# Job
Can the data below be echoed back word for word?

# Dataset entries
======
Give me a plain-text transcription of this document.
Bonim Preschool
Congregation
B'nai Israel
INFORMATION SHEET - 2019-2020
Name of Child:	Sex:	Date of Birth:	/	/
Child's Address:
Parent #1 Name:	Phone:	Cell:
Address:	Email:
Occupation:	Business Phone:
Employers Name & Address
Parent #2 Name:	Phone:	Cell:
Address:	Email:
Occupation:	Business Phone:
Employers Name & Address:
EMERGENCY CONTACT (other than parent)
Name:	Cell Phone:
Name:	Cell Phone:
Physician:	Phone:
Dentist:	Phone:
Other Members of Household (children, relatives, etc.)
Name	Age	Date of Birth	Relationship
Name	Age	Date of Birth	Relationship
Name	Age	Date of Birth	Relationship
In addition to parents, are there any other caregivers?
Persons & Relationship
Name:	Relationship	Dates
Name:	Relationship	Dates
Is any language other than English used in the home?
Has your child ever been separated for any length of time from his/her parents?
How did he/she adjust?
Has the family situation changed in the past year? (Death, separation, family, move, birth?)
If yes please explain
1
======
# The completed task
Give me a plain-text transcription of this document.
Bonim Preschool
Congregation
B'nai Israel
INFORMATION SHEET - 2019-2020
Name of Child:	Sex:	Date of Birth:	/	/
Child's Address:
Parent #1 Name:	Phone:	Cell:
Address:	Email:
Occupation:	Business Phone:
Employers Name & Address
Parent #2 Name:	Phone:	Cell:
Address:	Email:
Occupation:	Business Phone:
Employers Name & Address:
EMERGENCY CONTACT (other than parent)
Name:	Cell Phone:
Name:	Cell Phone:
Physician:	Phone:
Dentist:	Phone:
Other Members of Household (children, relatives, etc.)
Name	Age	Date of Birth	Relationship
Name	Age	Date of Birth	Relationship
Name	Age	Date of Birth	Relationship
In addition to parents, are there any other caregivers?
Persons & Relationship
Name:	Relationship	Dates
Name:	Relationship	Dates
Is any language other than English used in the home?
Has your child ever been separated for any length of time from his/her parents?
How did he/she adjust?
Has the family situation changed in the past year? (Death, separation, family, move, birth?)
If yes please explain
1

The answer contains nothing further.